Instructions for the task
Set each entry down verbatim, omitting images.

[Dataset items]
===

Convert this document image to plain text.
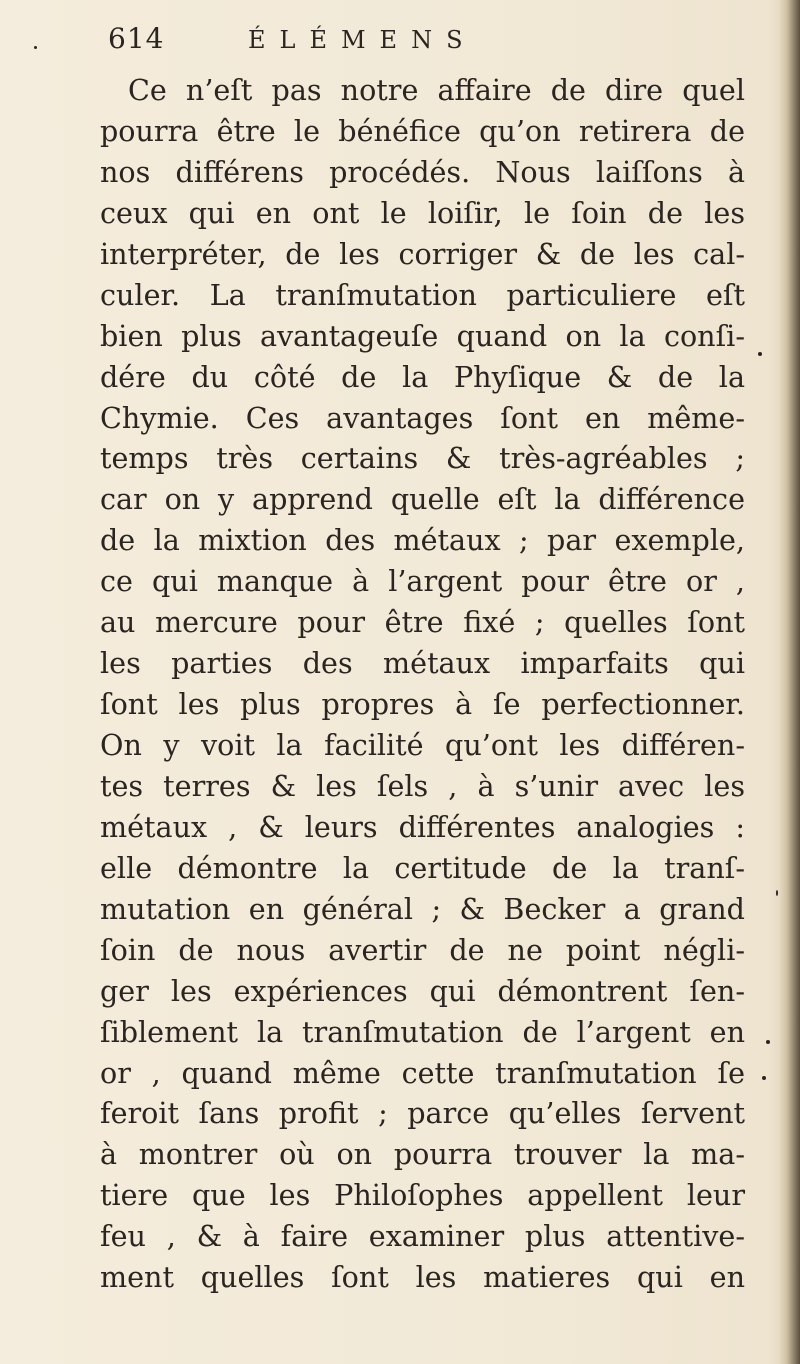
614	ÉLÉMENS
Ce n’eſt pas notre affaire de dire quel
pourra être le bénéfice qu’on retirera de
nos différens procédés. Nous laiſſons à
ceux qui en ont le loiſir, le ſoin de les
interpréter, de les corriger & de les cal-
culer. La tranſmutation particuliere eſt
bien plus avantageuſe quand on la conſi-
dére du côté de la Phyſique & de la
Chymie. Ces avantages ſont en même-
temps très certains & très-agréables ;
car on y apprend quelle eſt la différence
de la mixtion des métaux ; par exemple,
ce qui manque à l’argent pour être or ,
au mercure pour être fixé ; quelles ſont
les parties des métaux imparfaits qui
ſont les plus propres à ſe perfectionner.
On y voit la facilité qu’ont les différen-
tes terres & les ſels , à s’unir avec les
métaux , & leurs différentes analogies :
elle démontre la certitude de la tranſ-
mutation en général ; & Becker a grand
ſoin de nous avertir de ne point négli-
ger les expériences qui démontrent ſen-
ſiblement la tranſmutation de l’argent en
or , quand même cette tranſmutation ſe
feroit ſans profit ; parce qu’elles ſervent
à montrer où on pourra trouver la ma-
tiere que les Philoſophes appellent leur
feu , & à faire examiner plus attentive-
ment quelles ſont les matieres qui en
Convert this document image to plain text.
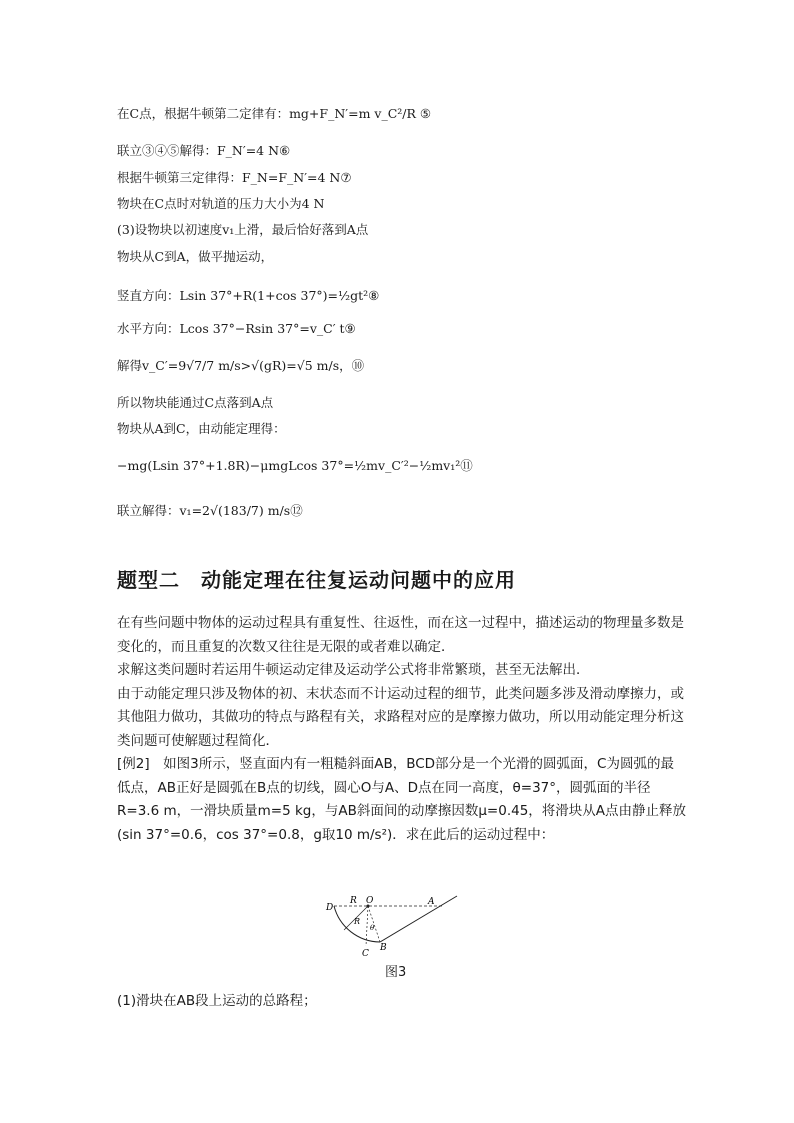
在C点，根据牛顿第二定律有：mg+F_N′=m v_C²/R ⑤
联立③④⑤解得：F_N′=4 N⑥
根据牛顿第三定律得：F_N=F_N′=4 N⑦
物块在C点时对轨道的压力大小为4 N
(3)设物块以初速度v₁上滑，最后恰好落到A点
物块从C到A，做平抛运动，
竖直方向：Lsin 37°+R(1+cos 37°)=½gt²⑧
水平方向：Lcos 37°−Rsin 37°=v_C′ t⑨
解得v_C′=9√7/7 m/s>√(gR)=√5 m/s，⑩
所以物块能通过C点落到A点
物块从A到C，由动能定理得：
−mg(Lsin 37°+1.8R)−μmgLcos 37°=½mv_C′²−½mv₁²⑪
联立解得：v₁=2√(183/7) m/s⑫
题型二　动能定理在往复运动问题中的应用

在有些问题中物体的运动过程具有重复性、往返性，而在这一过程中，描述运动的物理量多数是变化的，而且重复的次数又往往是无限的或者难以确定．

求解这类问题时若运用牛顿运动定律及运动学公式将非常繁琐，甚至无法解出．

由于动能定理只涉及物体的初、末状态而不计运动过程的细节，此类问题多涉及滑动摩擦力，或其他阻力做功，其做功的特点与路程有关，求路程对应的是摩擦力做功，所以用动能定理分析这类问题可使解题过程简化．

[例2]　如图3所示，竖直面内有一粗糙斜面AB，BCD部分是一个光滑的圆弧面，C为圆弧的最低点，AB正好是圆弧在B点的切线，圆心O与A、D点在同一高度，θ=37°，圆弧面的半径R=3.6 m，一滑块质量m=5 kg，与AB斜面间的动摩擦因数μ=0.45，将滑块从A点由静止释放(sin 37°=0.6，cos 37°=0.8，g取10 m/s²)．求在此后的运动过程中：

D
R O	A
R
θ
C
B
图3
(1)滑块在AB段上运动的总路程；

===

Solution to this problem
Convert this document image to plain text.
614	ÉLÉMENS
Ce n’eſt pas notre affaire de dire quel
pourra être le bénéfice qu’on retirera de
nos différens procédés. Nous laiſſons à
ceux qui en ont le loiſir, le ſoin de les
interpréter, de les corriger & de les cal-
culer. La tranſmutation particuliere eſt
bien plus avantageuſe quand on la conſi-
dére du côté de la Phyſique & de la
Chymie. Ces avantages ſont en même-
temps très certains & très-agréables ;
car on y apprend quelle eſt la différence
de la mixtion des métaux ; par exemple,
ce qui manque à l’argent pour être or ,
au mercure pour être fixé ; quelles ſont
les parties des métaux imparfaits qui
ſont les plus propres à ſe perfectionner.
On y voit la facilité qu’ont les différen-
tes terres & les ſels , à s’unir avec les
métaux , & leurs différentes analogies :
elle démontre la certitude de la tranſ-
mutation en général ; & Becker a grand
ſoin de nous avertir de ne point négli-
ger les expériences qui démontrent ſen-
ſiblement la tranſmutation de l’argent en
or , quand même cette tranſmutation ſe
feroit ſans profit ; parce qu’elles ſervent
à montrer où on pourra trouver la ma-
tiere que les Philoſophes appellent leur
feu , & à faire examiner plus attentive-
ment quelles ſont les matieres qui en
Convert this document image to plain text.
在C点，根据牛顿第二定律有：mg+F_N′=m v_C²/R ⑤
联立③④⑤解得：F_N′=4 N⑥
根据牛顿第三定律得：F_N=F_N′=4 N⑦
物块在C点时对轨道的压力大小为4 N
(3)设物块以初速度v₁上滑，最后恰好落到A点
物块从C到A，做平抛运动，
竖直方向：Lsin 37°+R(1+cos 37°)=½gt²⑧
水平方向：Lcos 37°−Rsin 37°=v_C′ t⑨
解得v_C′=9√7/7 m/s>√(gR)=√5 m/s，⑩
所以物块能通过C点落到A点
物块从A到C，由动能定理得：
−mg(Lsin 37°+1.8R)−μmgLcos 37°=½mv_C′²−½mv₁²⑪
联立解得：v₁=2√(183/7) m/s⑫
题型二　动能定理在往复运动问题中的应用

在有些问题中物体的运动过程具有重复性、往返性，而在这一过程中，描述运动的物理量多数是变化的，而且重复的次数又往往是无限的或者难以确定．

求解这类问题时若运用牛顿运动定律及运动学公式将非常繁琐，甚至无法解出．

由于动能定理只涉及物体的初、末状态而不计运动过程的细节，此类问题多涉及滑动摩擦力，或其他阻力做功，其做功的特点与路程有关，求路程对应的是摩擦力做功，所以用动能定理分析这类问题可使解题过程简化．

[例2]　如图3所示，竖直面内有一粗糙斜面AB，BCD部分是一个光滑的圆弧面，C为圆弧的最低点，AB正好是圆弧在B点的切线，圆心O与A、D点在同一高度，θ=37°，圆弧面的半径R=3.6 m，一滑块质量m=5 kg，与AB斜面间的动摩擦因数μ=0.45，将滑块从A点由静止释放(sin 37°=0.6，cos 37°=0.8，g取10 m/s²)．求在此后的运动过程中：

D
R O	A
R
θ
C
B
图3
(1)滑块在AB段上运动的总路程；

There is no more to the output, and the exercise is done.